**** DATA PROVIDED ****

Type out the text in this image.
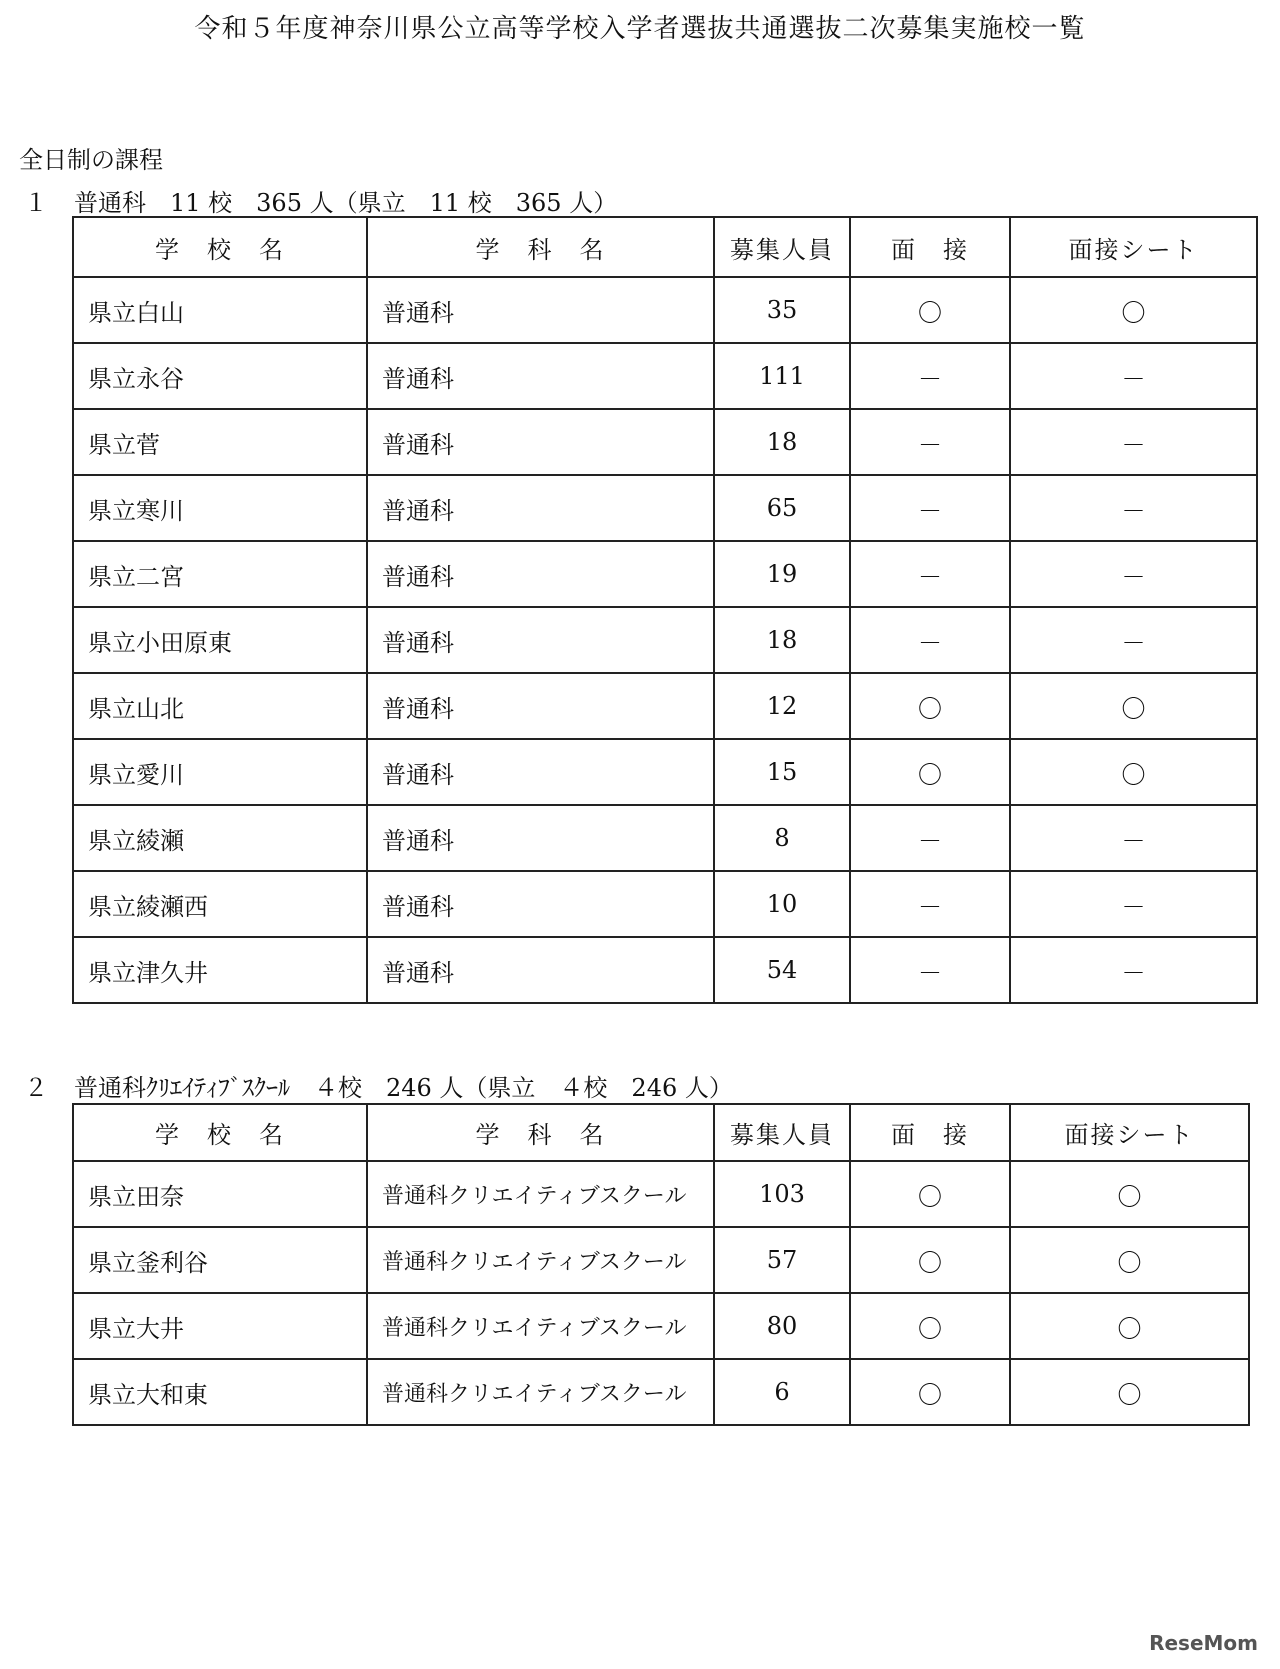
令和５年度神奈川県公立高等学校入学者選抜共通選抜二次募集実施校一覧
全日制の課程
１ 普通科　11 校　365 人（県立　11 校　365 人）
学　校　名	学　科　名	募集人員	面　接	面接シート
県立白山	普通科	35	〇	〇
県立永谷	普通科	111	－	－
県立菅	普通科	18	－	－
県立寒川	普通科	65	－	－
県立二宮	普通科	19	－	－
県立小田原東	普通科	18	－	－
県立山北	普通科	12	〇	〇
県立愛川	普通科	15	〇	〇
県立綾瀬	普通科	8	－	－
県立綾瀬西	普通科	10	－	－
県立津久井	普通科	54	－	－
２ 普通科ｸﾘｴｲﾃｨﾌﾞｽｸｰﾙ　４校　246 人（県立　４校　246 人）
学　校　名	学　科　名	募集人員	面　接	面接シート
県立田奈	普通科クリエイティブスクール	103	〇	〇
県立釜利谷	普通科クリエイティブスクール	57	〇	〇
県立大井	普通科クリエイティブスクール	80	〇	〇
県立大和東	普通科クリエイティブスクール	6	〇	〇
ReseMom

****

TASK TO CARRY OUT: Output all of the records exactly as they appear above, but not the pictures.

IN RESPONSE:
Type out the text in this image.
令和５年度神奈川県公立高等学校入学者選抜共通選抜二次募集実施校一覧
全日制の課程
１ 普通科　11 校　365 人（県立　11 校　365 人）
学　校　名	学　科　名	募集人員	面　接	面接シート
県立白山	普通科	35	〇	〇
県立永谷	普通科	111	－	－
県立菅	普通科	18	－	－
県立寒川	普通科	65	－	－
県立二宮	普通科	19	－	－
県立小田原東	普通科	18	－	－
県立山北	普通科	12	〇	〇
県立愛川	普通科	15	〇	〇
県立綾瀬	普通科	8	－	－
県立綾瀬西	普通科	10	－	－
県立津久井	普通科	54	－	－
２ 普通科ｸﾘｴｲﾃｨﾌﾞｽｸｰﾙ　４校　246 人（県立　４校　246 人）
学　校　名	学　科　名	募集人員	面　接	面接シート
県立田奈	普通科クリエイティブスクール	103	〇	〇
県立釜利谷	普通科クリエイティブスクール	57	〇	〇
県立大井	普通科クリエイティブスクール	80	〇	〇
県立大和東	普通科クリエイティブスクール	6	〇	〇
ReseMom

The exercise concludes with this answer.